Dataset excerpt
-- BEGIN --

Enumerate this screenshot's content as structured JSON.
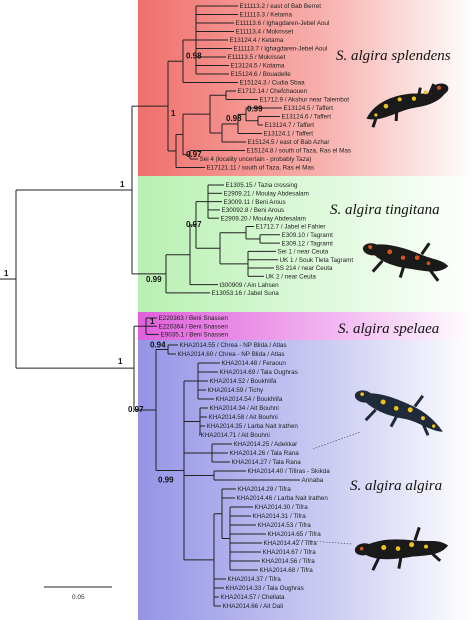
{
  "colors": {
    "splendens_band": "#f28a86",
    "tingitana_band": "#c9f5c4",
    "spelaea_band": "#e77fe3",
    "algira_band": "#a9a8ea",
    "salamander_dark": "#1a1a1a",
    "salamander_yellow": "#f0c21a",
    "salamander_red": "#d8541c"
  },
  "clades": {
    "splendens": "S. algira splendens",
    "tingitana": "S. algira tingitana",
    "spelaea": "S. algira spelaea",
    "algira": "S. algira algira"
  },
  "support": {
    "root": "1",
    "north": "1",
    "splendens_inner": "0.98",
    "splendens_clade": "1",
    "taffert_a": "0.98",
    "taffert_b": "0.99",
    "south": "0.97",
    "tingitana_clade": "0.99",
    "tingitana_inner": "0.97",
    "algerian": "1",
    "spelaea_clade": "1",
    "chrea": "0.94",
    "algira_clade": "0.97",
    "algira_inner": "0.99"
  },
  "scale_bar": "0.05",
  "tips": {
    "splendens": [
      "E11113.2 / east of Bab Berret",
      "E11113.3 / Ketama",
      "E11113.6 / Ighagdaren-Jebel Aoul",
      "E11113.4 / Mokrisset",
      "E13124.4 / Ketama",
      "E11113.7 / Ighagdaren-Jebel Aoul",
      "E11113.5 / Mokrisset",
      "E13124.5 / Kotama",
      "E15124.6 / Bouadelle",
      "E15124.3 / Cudia Sbaa",
      "E1712.14 / Chefchaouen",
      "E1712.9 / Akshur near Talembot",
      "E13124.5 / Taffert",
      "E13124.6 / Taffert",
      "E13124.7 / Taffert",
      "E13124.1 / Taffert",
      "E15124.5 / east of Bab Azhar",
      "E15124.8 / south of Taza, Ras el Mas",
      "Sei 4 (locality uncertain - probably Taza)",
      "E17121.11 / south of Taza, Ras el Mas"
    ],
    "tingitana": [
      "E1305.15 / Tazia crossing",
      "E2909.21 / Moulay Abdesalam",
      "E3009.11 / Beni Arous",
      "E30092.8 / Beni Arous",
      "E2909.20 / Moulay Abdesalam",
      "E1712.7 / Jabel el Fahier",
      "E309.10 / Tagramt",
      "E309.12 / Tagramt",
      "Sei 1 / near Ceuta",
      "UK 1 / Souk Tleta Tagramt",
      "SS 214 / near Ceuta",
      "UK 2 / near Ceuta",
      "t300909 / Ain Lahsen",
      "E13053.16 / Jabel Suna"
    ],
    "spelaea": [
      "E220363 / Beni Snassen",
      "E220364 / Beni Snassen",
      "E9035.1 / Beni Snassen"
    ],
    "algira": [
      "KHA2014.55 / Chrea - NP Blida / Atlas",
      "KHA2014.60 / Chrea - NP Blida / Atlas",
      "KHA2014.48 / Feraoun",
      "KHA2014.69 / Tala Oughras",
      "KHA2014.52 / Boukhlifa",
      "KHA2014.59 / Tichy",
      "KHA2014.54 / Boukhlifa",
      "KHA2014.34 / Ait Bouhni",
      "KHA2014.58 / Ait Bouhni",
      "KHA2014.35 / Larba Nait Irathen",
      "KHA2014.71 / Ait Bouhni",
      "KHA2014.25 / Adekkar",
      "KHA2014.26 / Tala Rana",
      "KHA2014.27 / Tala Rana",
      "KHA2014.40 / Tifiras - Skikda",
      "Annaba",
      "KHA2014.29 / Tifra",
      "KHA2014.46 / Larba Nait Irathen",
      "KHA2014.30 / Tifra",
      "KHA2014.31 / Tifra",
      "KHA2014.53 / Tifra",
      "KHA2014.65 / Tifra",
      "KHA2014.42 / Tifra",
      "KHA2014.67 / Tifra",
      "KHA2014.56 / Tifra",
      "KHA2014.68 / Tifra",
      "KHA2014.37 / Tifra",
      "KHA2014.33 / Tala Oughras",
      "KHA2014.57 / Chellata",
      "KHA2014.66 / Ait Dali"
    ]
  }
}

-- END --

* WHAT YOU HAVE TO DO:
From the data above, pick out each line containing "Nait" and copy it.

* RESULT OF THE TASK:
      "KHA2014.35 / Larba Nait Irathen",
      "KHA2014.46 / Larba Nait Irathen",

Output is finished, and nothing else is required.